Print every line of the listing exactly, please.

━━━ ENTRIES PROVIDED

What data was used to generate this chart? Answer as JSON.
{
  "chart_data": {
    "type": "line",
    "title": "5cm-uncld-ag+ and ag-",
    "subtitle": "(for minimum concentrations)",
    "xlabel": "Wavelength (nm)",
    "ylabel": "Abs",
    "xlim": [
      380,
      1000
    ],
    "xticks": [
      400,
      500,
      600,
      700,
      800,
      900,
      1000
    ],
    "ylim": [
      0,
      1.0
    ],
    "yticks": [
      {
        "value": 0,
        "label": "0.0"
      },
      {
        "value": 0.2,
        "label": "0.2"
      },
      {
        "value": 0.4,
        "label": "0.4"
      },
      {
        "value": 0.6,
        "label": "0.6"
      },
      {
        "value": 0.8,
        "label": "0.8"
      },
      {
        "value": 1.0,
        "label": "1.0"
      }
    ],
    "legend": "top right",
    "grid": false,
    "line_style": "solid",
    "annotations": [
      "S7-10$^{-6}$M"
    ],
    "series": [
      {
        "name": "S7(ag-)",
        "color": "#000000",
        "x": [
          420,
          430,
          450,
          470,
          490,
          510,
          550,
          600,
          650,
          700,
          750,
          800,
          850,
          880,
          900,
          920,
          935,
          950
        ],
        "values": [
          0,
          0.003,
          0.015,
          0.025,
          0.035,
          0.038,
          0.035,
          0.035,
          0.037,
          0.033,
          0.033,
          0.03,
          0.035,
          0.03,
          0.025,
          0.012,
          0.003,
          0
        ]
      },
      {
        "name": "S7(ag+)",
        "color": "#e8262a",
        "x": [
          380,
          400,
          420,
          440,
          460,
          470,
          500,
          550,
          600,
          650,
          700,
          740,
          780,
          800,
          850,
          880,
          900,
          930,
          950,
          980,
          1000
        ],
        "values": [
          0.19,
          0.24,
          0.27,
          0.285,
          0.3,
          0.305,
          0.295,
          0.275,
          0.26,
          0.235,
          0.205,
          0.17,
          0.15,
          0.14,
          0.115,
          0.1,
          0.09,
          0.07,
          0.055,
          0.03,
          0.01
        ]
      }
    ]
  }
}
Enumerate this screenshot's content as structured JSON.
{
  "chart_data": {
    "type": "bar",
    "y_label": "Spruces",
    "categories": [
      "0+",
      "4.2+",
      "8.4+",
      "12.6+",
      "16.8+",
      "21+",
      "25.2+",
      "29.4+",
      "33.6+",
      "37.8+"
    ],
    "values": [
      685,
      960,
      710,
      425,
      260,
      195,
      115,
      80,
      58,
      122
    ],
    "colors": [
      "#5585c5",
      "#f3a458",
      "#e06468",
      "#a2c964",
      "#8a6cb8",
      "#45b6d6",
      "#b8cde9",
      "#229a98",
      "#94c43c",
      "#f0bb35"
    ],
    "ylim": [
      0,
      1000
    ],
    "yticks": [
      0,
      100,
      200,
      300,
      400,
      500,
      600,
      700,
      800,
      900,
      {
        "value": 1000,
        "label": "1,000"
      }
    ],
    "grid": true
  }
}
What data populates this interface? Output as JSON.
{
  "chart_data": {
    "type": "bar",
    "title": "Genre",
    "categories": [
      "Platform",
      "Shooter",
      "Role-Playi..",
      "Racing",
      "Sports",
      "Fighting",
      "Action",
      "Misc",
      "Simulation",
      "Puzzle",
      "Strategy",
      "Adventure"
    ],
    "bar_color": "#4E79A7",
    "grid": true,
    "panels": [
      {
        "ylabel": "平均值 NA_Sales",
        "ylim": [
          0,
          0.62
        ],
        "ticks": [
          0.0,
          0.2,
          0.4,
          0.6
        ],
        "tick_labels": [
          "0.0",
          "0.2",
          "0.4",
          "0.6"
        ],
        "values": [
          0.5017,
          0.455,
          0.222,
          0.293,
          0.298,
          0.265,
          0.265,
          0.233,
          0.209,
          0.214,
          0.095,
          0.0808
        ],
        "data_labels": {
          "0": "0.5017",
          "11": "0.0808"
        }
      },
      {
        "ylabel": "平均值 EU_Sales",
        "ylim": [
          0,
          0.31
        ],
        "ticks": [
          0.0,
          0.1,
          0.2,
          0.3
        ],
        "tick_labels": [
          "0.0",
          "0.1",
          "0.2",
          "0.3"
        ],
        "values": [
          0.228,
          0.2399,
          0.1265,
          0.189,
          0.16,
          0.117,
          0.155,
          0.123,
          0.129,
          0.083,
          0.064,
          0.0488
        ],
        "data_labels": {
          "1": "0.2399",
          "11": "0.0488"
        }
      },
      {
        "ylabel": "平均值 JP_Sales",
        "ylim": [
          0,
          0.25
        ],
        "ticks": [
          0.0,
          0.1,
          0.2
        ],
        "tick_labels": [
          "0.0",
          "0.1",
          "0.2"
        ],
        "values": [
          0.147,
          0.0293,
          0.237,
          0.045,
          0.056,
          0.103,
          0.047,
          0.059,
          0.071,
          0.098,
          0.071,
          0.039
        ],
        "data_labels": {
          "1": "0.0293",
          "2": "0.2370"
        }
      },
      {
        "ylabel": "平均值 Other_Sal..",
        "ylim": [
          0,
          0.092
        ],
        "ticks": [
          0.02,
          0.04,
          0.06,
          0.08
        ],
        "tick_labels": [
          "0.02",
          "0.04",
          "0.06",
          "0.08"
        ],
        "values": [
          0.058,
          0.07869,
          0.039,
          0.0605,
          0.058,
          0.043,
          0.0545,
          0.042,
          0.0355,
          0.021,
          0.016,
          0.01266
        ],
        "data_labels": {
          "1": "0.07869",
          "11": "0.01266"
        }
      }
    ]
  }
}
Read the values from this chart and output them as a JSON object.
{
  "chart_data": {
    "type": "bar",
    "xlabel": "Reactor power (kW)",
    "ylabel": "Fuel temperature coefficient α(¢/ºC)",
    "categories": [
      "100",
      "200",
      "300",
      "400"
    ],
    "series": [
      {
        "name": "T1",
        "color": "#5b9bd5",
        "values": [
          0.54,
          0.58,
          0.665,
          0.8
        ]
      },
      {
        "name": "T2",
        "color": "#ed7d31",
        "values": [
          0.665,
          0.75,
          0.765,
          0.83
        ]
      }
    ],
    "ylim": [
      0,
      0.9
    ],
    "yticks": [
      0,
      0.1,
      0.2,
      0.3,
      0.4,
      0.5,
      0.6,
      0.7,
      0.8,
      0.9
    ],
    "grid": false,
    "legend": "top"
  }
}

━━━━━━

_FULL OUTPUT_:
What data was used to generate this chart? Answer as JSON.
{
  "chart_data": {
    "type": "line",
    "title": "5cm-uncld-ag+ and ag-",
    "subtitle": "(for minimum concentrations)",
    "xlabel": "Wavelength (nm)",
    "ylabel": "Abs",
    "xlim": [
      380,
      1000
    ],
    "xticks": [
      400,
      500,
      600,
      700,
      800,
      900,
      1000
    ],
    "ylim": [
      0,
      1.0
    ],
    "yticks": [
      {
        "value": 0,
        "label": "0.0"
      },
      {
        "value": 0.2,
        "label": "0.2"
      },
      {
        "value": 0.4,
        "label": "0.4"
      },
      {
        "value": 0.6,
        "label": "0.6"
      },
      {
        "value": 0.8,
        "label": "0.8"
      },
      {
        "value": 1.0,
        "label": "1.0"
      }
    ],
    "legend": "top right",
    "grid": false,
    "line_style": "solid",
    "annotations": [
      "S7-10$^{-6}$M"
    ],
    "series": [
      {
        "name": "S7(ag-)",
        "color": "#000000",
        "x": [
          420,
          430,
          450,
          470,
          490,
          510,
          550,
          600,
          650,
          700,
          750,
          800,
          850,
          880,
          900,
          920,
          935,
          950
        ],
        "values": [
          0,
          0.003,
          0.015,
          0.025,
          0.035,
          0.038,
          0.035,
          0.035,
          0.037,
          0.033,
          0.033,
          0.03,
          0.035,
          0.03,
          0.025,
          0.012,
          0.003,
          0
        ]
      },
      {
        "name": "S7(ag+)",
        "color": "#e8262a",
        "x": [
          380,
          400,
          420,
          440,
          460,
          470,
          500,
          550,
          600,
          650,
          700,
          740,
          780,
          800,
          850,
          880,
          900,
          930,
          950,
          980,
          1000
        ],
        "values": [
          0.19,
          0.24,
          0.27,
          0.285,
          0.3,
          0.305,
          0.295,
          0.275,
          0.26,
          0.235,
          0.205,
          0.17,
          0.15,
          0.14,
          0.115,
          0.1,
          0.09,
          0.07,
          0.055,
          0.03,
          0.01
        ]
      }
    ]
  }
}
Enumerate this screenshot's content as structured JSON.
{
  "chart_data": {
    "type": "bar",
    "y_label": "Spruces",
    "categories": [
      "0+",
      "4.2+",
      "8.4+",
      "12.6+",
      "16.8+",
      "21+",
      "25.2+",
      "29.4+",
      "33.6+",
      "37.8+"
    ],
    "values": [
      685,
      960,
      710,
      425,
      260,
      195,
      115,
      80,
      58,
      122
    ],
    "colors": [
      "#5585c5",
      "#f3a458",
      "#e06468",
      "#a2c964",
      "#8a6cb8",
      "#45b6d6",
      "#b8cde9",
      "#229a98",
      "#94c43c",
      "#f0bb35"
    ],
    "ylim": [
      0,
      1000
    ],
    "yticks": [
      0,
      100,
      200,
      300,
      400,
      500,
      600,
      700,
      800,
      900,
      {
        "value": 1000,
        "label": "1,000"
      }
    ],
    "grid": true
  }
}
What data populates this interface? Output as JSON.
{
  "chart_data": {
    "type": "bar",
    "title": "Genre",
    "categories": [
      "Platform",
      "Shooter",
      "Role-Playi..",
      "Racing",
      "Sports",
      "Fighting",
      "Action",
      "Misc",
      "Simulation",
      "Puzzle",
      "Strategy",
      "Adventure"
    ],
    "bar_color": "#4E79A7",
    "grid": true,
    "panels": [
      {
        "ylabel": "平均值 NA_Sales",
        "ylim": [
          0,
          0.62
        ],
        "ticks": [
          0.0,
          0.2,
          0.4,
          0.6
        ],
        "tick_labels": [
          "0.0",
          "0.2",
          "0.4",
          "0.6"
        ],
        "values": [
          0.5017,
          0.455,
          0.222,
          0.293,
          0.298,
          0.265,
          0.265,
          0.233,
          0.209,
          0.214,
          0.095,
          0.0808
        ],
        "data_labels": {
          "0": "0.5017",
          "11": "0.0808"
        }
      },
      {
        "ylabel": "平均值 EU_Sales",
        "ylim": [
          0,
          0.31
        ],
        "ticks": [
          0.0,
          0.1,
          0.2,
          0.3
        ],
        "tick_labels": [
          "0.0",
          "0.1",
          "0.2",
          "0.3"
        ],
        "values": [
          0.228,
          0.2399,
          0.1265,
          0.189,
          0.16,
          0.117,
          0.155,
          0.123,
          0.129,
          0.083,
          0.064,
          0.0488
        ],
        "data_labels": {
          "1": "0.2399",
          "11": "0.0488"
        }
      },
      {
        "ylabel": "平均值 JP_Sales",
        "ylim": [
          0,
          0.25
        ],
        "ticks": [
          0.0,
          0.1,
          0.2
        ],
        "tick_labels": [
          "0.0",
          "0.1",
          "0.2"
        ],
        "values": [
          0.147,
          0.0293,
          0.237,
          0.045,
          0.056,
          0.103,
          0.047,
          0.059,
          0.071,
          0.098,
          0.071,
          0.039
        ],
        "data_labels": {
          "1": "0.0293",
          "2": "0.2370"
        }
      },
      {
        "ylabel": "平均值 Other_Sal..",
        "ylim": [
          0,
          0.092
        ],
        "ticks": [
          0.02,
          0.04,
          0.06,
          0.08
        ],
        "tick_labels": [
          "0.02",
          "0.04",
          "0.06",
          "0.08"
        ],
        "values": [
          0.058,
          0.07869,
          0.039,
          0.0605,
          0.058,
          0.043,
          0.0545,
          0.042,
          0.0355,
          0.021,
          0.016,
          0.01266
        ],
        "data_labels": {
          "1": "0.07869",
          "11": "0.01266"
        }
      }
    ]
  }
}
Read the values from this chart and output them as a JSON object.
{
  "chart_data": {
    "type": "bar",
    "xlabel": "Reactor power (kW)",
    "ylabel": "Fuel temperature coefficient α(¢/ºC)",
    "categories": [
      "100",
      "200",
      "300",
      "400"
    ],
    "series": [
      {
        "name": "T1",
        "color": "#5b9bd5",
        "values": [
          0.54,
          0.58,
          0.665,
          0.8
        ]
      },
      {
        "name": "T2",
        "color": "#ed7d31",
        "values": [
          0.665,
          0.75,
          0.765,
          0.83
        ]
      }
    ],
    "ylim": [
      0,
      0.9
    ],
    "yticks": [
      0,
      0.1,
      0.2,
      0.3,
      0.4,
      0.5,
      0.6,
      0.7,
      0.8,
      0.9
    ],
    "grid": false,
    "legend": "top"
  }
}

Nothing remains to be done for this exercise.